#### [Instruction]
Collect all lines from the listing that include the string "kartı".

━━ Records supplied

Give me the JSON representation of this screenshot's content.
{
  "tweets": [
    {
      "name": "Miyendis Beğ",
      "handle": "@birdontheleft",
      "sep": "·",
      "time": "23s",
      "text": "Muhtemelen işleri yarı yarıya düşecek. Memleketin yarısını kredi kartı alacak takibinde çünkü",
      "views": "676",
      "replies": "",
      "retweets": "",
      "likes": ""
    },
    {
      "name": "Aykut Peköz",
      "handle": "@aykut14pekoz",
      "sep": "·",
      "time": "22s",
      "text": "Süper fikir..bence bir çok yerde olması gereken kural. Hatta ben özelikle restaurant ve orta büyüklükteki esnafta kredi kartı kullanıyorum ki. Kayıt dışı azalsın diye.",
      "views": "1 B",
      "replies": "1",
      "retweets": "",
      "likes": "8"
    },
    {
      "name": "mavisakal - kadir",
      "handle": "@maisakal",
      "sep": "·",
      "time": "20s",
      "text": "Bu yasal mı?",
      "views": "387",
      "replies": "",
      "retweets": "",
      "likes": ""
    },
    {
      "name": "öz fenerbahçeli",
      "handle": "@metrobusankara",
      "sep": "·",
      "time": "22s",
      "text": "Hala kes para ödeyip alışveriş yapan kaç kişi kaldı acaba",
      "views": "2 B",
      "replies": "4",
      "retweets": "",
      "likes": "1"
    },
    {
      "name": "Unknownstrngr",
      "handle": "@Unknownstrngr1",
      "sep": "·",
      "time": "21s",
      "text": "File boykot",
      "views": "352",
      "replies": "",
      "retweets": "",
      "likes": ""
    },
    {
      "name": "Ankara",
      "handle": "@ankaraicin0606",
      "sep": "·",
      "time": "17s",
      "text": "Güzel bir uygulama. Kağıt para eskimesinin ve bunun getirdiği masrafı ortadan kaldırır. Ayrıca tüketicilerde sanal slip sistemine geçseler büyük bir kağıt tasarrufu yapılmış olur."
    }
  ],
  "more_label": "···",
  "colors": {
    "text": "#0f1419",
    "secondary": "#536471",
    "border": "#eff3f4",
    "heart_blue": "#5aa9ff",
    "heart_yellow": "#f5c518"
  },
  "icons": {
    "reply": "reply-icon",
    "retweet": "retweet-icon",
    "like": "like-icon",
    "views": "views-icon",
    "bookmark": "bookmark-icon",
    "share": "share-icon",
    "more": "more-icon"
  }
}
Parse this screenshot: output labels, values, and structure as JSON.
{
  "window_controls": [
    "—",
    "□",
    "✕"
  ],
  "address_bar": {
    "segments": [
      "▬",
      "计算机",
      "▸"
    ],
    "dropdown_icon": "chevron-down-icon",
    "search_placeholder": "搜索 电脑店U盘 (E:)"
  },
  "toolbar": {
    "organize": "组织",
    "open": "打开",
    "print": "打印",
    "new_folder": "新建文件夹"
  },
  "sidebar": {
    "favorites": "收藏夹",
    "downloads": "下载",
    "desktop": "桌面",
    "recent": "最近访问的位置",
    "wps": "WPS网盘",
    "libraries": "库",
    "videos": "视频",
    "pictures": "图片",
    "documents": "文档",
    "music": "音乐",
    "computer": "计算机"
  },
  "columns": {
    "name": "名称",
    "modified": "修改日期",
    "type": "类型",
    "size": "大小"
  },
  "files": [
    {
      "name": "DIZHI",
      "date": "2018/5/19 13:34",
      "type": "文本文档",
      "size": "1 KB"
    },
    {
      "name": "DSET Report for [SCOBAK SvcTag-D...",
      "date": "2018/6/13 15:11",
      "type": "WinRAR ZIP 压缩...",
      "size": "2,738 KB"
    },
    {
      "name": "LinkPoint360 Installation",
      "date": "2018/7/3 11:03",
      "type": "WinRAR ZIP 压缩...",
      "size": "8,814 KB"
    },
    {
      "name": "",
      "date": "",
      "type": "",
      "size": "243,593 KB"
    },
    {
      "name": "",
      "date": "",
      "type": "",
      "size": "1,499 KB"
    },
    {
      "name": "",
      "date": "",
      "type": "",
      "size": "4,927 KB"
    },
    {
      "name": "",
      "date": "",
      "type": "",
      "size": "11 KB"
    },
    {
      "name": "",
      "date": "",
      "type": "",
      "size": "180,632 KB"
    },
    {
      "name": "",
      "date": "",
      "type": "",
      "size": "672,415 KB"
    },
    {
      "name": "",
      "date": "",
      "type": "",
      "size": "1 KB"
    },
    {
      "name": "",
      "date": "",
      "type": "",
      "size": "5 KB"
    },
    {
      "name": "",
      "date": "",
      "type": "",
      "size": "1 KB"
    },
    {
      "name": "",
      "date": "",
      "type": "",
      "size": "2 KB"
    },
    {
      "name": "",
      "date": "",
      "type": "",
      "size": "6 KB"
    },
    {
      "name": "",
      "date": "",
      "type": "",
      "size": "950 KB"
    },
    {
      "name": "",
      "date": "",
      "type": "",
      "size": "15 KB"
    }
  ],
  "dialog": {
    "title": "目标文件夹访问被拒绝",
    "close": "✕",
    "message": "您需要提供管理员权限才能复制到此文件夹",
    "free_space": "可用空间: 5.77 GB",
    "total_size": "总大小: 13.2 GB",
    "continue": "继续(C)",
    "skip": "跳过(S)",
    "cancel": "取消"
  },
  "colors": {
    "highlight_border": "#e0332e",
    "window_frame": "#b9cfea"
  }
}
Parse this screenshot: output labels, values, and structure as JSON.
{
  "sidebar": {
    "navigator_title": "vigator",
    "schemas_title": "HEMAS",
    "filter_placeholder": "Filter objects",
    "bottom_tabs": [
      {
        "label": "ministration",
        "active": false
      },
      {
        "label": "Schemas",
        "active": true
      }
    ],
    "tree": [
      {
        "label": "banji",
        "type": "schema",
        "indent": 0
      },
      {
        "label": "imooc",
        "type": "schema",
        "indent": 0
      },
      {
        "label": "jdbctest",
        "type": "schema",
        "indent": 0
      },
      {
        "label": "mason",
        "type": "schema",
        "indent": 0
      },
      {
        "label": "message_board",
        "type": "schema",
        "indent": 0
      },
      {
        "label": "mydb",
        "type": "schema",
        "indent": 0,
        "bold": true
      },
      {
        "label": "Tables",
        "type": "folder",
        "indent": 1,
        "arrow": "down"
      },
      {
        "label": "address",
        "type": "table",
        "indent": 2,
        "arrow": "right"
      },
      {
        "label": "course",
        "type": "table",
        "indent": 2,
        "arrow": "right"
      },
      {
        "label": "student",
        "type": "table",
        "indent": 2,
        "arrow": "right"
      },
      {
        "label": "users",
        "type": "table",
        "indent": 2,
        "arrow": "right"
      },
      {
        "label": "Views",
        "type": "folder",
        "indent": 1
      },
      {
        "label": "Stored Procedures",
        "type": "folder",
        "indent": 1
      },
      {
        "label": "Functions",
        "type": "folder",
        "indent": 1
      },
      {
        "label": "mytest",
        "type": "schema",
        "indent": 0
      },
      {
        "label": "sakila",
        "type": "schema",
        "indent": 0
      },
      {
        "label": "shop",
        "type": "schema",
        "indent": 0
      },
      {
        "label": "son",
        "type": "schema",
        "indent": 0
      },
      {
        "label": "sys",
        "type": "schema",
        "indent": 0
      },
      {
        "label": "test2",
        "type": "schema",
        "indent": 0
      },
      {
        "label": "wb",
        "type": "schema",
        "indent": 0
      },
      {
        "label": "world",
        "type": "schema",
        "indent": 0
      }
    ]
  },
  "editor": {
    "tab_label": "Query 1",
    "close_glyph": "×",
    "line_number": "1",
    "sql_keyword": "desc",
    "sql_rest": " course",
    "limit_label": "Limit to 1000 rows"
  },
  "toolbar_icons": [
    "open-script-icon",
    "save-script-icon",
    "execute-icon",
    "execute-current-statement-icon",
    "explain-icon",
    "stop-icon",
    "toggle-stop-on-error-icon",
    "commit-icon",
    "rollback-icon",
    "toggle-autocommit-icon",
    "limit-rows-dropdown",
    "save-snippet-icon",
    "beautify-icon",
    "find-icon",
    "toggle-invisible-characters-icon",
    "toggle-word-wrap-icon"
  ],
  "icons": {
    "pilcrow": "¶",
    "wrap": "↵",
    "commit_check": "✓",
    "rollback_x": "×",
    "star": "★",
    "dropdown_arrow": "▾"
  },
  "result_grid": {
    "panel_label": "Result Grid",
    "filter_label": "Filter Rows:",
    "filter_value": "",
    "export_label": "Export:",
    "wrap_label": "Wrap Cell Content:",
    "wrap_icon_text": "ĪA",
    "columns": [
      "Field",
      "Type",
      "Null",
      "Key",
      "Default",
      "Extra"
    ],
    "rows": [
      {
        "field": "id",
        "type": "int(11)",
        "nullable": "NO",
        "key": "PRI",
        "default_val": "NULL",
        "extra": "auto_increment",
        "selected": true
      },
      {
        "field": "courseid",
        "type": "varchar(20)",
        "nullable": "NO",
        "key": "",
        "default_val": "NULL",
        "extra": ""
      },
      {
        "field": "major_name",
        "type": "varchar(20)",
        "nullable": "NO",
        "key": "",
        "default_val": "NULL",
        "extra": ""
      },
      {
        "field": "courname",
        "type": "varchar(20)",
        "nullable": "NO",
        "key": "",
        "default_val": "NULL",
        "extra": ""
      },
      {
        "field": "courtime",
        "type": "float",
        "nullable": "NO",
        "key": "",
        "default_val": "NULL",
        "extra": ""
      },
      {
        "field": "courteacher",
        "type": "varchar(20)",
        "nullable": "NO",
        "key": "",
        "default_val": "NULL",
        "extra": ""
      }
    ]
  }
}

━━━━

#### [Response]
      "text": "Muhtemelen işleri yarı yarıya düşecek. Memleketin yarısını kredi kartı alacak takibinde çünkü",
      "text": "Süper fikir..bence bir çok yerde olması gereken kural. Hatta ben özelikle restaurant ve orta büyüklükteki esnafta kredi kartı kullanıyorum ki. Kayıt dışı azalsın diye.",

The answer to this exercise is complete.